DO THIS:
Return the records exactly as they are.

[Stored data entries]

** BEGIN **

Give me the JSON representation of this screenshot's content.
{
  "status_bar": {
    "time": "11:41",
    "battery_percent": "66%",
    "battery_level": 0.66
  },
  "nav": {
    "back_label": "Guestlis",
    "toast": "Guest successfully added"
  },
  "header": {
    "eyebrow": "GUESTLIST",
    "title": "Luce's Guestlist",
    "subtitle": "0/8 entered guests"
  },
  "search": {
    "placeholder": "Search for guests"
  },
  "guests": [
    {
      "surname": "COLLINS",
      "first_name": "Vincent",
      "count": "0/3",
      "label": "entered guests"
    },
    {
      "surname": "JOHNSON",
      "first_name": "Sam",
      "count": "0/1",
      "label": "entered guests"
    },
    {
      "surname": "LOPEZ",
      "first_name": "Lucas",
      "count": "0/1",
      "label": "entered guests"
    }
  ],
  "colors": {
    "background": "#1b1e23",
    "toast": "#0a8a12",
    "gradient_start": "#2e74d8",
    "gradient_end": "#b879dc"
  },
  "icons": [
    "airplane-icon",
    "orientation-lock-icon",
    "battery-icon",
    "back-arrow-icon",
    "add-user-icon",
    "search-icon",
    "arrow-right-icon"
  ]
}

** END **

SOLUTION:
Give me the JSON representation of this screenshot's content.
{
  "status_bar": {
    "time": "11:41",
    "battery_percent": "66%",
    "battery_level": 0.66
  },
  "nav": {
    "back_label": "Guestlis",
    "toast": "Guest successfully added"
  },
  "header": {
    "eyebrow": "GUESTLIST",
    "title": "Luce's Guestlist",
    "subtitle": "0/8 entered guests"
  },
  "search": {
    "placeholder": "Search for guests"
  },
  "guests": [
    {
      "surname": "COLLINS",
      "first_name": "Vincent",
      "count": "0/3",
      "label": "entered guests"
    },
    {
      "surname": "JOHNSON",
      "first_name": "Sam",
      "count": "0/1",
      "label": "entered guests"
    },
    {
      "surname": "LOPEZ",
      "first_name": "Lucas",
      "count": "0/1",
      "label": "entered guests"
    }
  ],
  "colors": {
    "background": "#1b1e23",
    "toast": "#0a8a12",
    "gradient_start": "#2e74d8",
    "gradient_end": "#b879dc"
  },
  "icons": [
    "airplane-icon",
    "orientation-lock-icon",
    "battery-icon",
    "back-arrow-icon",
    "add-user-icon",
    "search-icon",
    "arrow-right-icon"
  ]
}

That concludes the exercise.